EXERCISE GOAL: Reproduce the records below exactly as they appear.

RECORDS PROVIDED:
- - -

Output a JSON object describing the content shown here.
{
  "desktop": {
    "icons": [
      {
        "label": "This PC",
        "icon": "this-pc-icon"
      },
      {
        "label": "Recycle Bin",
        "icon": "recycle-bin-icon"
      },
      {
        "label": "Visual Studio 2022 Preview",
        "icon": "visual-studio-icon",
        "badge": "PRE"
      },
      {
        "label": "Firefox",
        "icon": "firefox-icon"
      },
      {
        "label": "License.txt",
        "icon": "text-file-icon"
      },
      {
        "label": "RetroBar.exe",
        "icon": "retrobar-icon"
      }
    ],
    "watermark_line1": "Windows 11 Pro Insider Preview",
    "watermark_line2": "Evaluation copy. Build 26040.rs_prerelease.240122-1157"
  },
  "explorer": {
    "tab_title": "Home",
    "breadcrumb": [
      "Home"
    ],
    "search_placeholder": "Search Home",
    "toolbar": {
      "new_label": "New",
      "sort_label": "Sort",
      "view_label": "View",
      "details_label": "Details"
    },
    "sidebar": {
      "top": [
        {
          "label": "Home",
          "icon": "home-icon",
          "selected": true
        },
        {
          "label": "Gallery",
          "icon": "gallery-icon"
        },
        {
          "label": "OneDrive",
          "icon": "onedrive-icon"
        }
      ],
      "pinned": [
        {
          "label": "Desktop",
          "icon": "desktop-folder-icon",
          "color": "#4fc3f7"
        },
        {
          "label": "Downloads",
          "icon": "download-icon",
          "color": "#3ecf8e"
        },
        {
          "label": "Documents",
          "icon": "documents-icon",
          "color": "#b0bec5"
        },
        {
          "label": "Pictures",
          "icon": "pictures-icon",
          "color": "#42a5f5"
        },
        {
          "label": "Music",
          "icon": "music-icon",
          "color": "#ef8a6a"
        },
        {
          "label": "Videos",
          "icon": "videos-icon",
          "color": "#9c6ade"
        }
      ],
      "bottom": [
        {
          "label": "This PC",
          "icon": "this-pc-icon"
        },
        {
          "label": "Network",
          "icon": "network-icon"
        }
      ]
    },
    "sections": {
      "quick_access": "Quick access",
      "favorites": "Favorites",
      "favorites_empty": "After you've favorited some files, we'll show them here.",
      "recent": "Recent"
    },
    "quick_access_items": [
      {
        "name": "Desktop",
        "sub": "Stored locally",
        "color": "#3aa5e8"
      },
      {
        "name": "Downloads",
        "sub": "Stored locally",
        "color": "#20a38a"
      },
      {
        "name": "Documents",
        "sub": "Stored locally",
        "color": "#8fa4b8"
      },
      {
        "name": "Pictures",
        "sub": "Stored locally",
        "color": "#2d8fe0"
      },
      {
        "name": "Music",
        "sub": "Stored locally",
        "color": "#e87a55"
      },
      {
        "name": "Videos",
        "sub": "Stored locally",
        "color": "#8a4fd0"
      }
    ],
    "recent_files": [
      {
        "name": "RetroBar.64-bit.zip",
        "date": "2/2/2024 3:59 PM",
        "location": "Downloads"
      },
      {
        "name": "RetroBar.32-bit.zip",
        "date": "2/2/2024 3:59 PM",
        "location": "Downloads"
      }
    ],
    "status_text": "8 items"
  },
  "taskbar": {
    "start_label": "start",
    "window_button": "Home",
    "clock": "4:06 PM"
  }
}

- - -

FINISHED EXERCISE:
Output a JSON object describing the content shown here.
{
  "desktop": {
    "icons": [
      {
        "label": "This PC",
        "icon": "this-pc-icon"
      },
      {
        "label": "Recycle Bin",
        "icon": "recycle-bin-icon"
      },
      {
        "label": "Visual Studio 2022 Preview",
        "icon": "visual-studio-icon",
        "badge": "PRE"
      },
      {
        "label": "Firefox",
        "icon": "firefox-icon"
      },
      {
        "label": "License.txt",
        "icon": "text-file-icon"
      },
      {
        "label": "RetroBar.exe",
        "icon": "retrobar-icon"
      }
    ],
    "watermark_line1": "Windows 11 Pro Insider Preview",
    "watermark_line2": "Evaluation copy. Build 26040.rs_prerelease.240122-1157"
  },
  "explorer": {
    "tab_title": "Home",
    "breadcrumb": [
      "Home"
    ],
    "search_placeholder": "Search Home",
    "toolbar": {
      "new_label": "New",
      "sort_label": "Sort",
      "view_label": "View",
      "details_label": "Details"
    },
    "sidebar": {
      "top": [
        {
          "label": "Home",
          "icon": "home-icon",
          "selected": true
        },
        {
          "label": "Gallery",
          "icon": "gallery-icon"
        },
        {
          "label": "OneDrive",
          "icon": "onedrive-icon"
        }
      ],
      "pinned": [
        {
          "label": "Desktop",
          "icon": "desktop-folder-icon",
          "color": "#4fc3f7"
        },
        {
          "label": "Downloads",
          "icon": "download-icon",
          "color": "#3ecf8e"
        },
        {
          "label": "Documents",
          "icon": "documents-icon",
          "color": "#b0bec5"
        },
        {
          "label": "Pictures",
          "icon": "pictures-icon",
          "color": "#42a5f5"
        },
        {
          "label": "Music",
          "icon": "music-icon",
          "color": "#ef8a6a"
        },
        {
          "label": "Videos",
          "icon": "videos-icon",
          "color": "#9c6ade"
        }
      ],
      "bottom": [
        {
          "label": "This PC",
          "icon": "this-pc-icon"
        },
        {
          "label": "Network",
          "icon": "network-icon"
        }
      ]
    },
    "sections": {
      "quick_access": "Quick access",
      "favorites": "Favorites",
      "favorites_empty": "After you've favorited some files, we'll show them here.",
      "recent": "Recent"
    },
    "quick_access_items": [
      {
        "name": "Desktop",
        "sub": "Stored locally",
        "color": "#3aa5e8"
      },
      {
        "name": "Downloads",
        "sub": "Stored locally",
        "color": "#20a38a"
      },
      {
        "name": "Documents",
        "sub": "Stored locally",
        "color": "#8fa4b8"
      },
      {
        "name": "Pictures",
        "sub": "Stored locally",
        "color": "#2d8fe0"
      },
      {
        "name": "Music",
        "sub": "Stored locally",
        "color": "#e87a55"
      },
      {
        "name": "Videos",
        "sub": "Stored locally",
        "color": "#8a4fd0"
      }
    ],
    "recent_files": [
      {
        "name": "RetroBar.64-bit.zip",
        "date": "2/2/2024 3:59 PM",
        "location": "Downloads"
      },
      {
        "name": "RetroBar.32-bit.zip",
        "date": "2/2/2024 3:59 PM",
        "location": "Downloads"
      }
    ],
    "status_text": "8 items"
  },
  "taskbar": {
    "start_label": "start",
    "window_button": "Home",
    "clock": "4:06 PM"
  }
}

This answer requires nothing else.